## Record extracts

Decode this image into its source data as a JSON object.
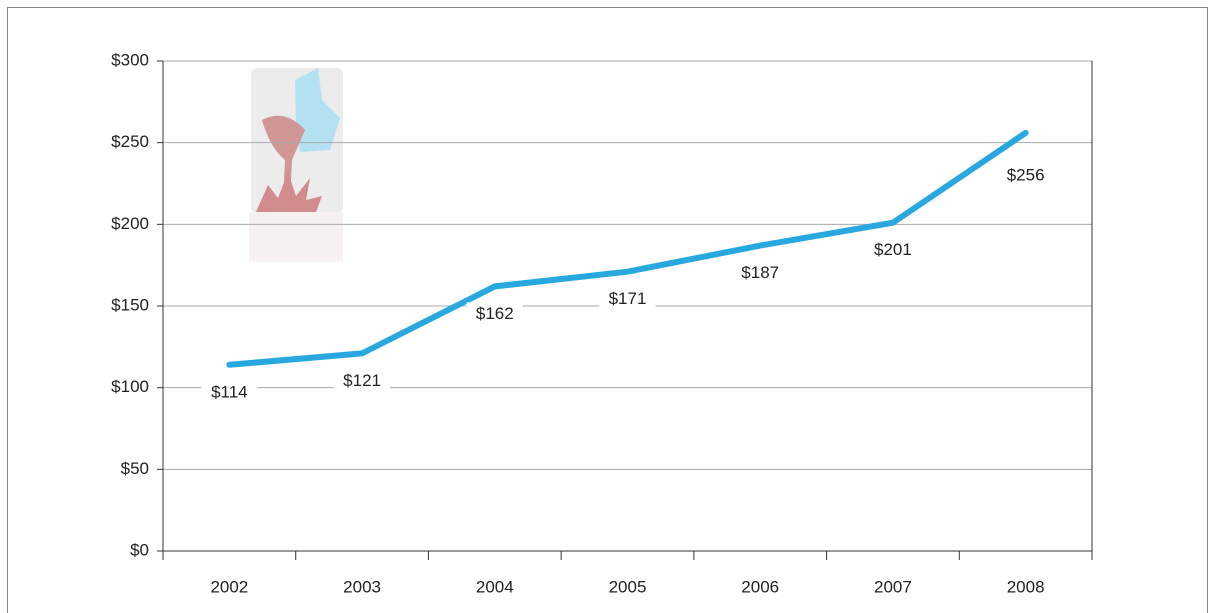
{
  "chart_data": {
    "type": "line",
    "categories": [
      "2002",
      "2003",
      "2004",
      "2005",
      "2006",
      "2007",
      "2008"
    ],
    "values": [
      114,
      121,
      162,
      171,
      187,
      201,
      256
    ],
    "value_labels": [
      "$114",
      "$121",
      "$162",
      "$171",
      "$187",
      "$201",
      "$256"
    ],
    "color": "#29a8e0",
    "ylim": [
      0,
      300
    ],
    "yticks": [
      {
        "value": 0,
        "label": "$0"
      },
      {
        "value": 50,
        "label": "$50"
      },
      {
        "value": 100,
        "label": "$100"
      },
      {
        "value": 150,
        "label": "$150"
      },
      {
        "value": 200,
        "label": "$200"
      },
      {
        "value": 250,
        "label": "$250"
      },
      {
        "value": 300,
        "label": "$300"
      }
    ],
    "grid": true
  }
}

## Exercise
Every entry above should be duplicated exactly. Do not include the images.

## Task result
Decode this image into its source data as a JSON object.
{
  "chart_data": {
    "type": "line",
    "categories": [
      "2002",
      "2003",
      "2004",
      "2005",
      "2006",
      "2007",
      "2008"
    ],
    "values": [
      114,
      121,
      162,
      171,
      187,
      201,
      256
    ],
    "value_labels": [
      "$114",
      "$121",
      "$162",
      "$171",
      "$187",
      "$201",
      "$256"
    ],
    "color": "#29a8e0",
    "ylim": [
      0,
      300
    ],
    "yticks": [
      {
        "value": 0,
        "label": "$0"
      },
      {
        "value": 50,
        "label": "$50"
      },
      {
        "value": 100,
        "label": "$100"
      },
      {
        "value": 150,
        "label": "$150"
      },
      {
        "value": 200,
        "label": "$200"
      },
      {
        "value": 250,
        "label": "$250"
      },
      {
        "value": 300,
        "label": "$300"
      }
    ],
    "grid": true
  }
}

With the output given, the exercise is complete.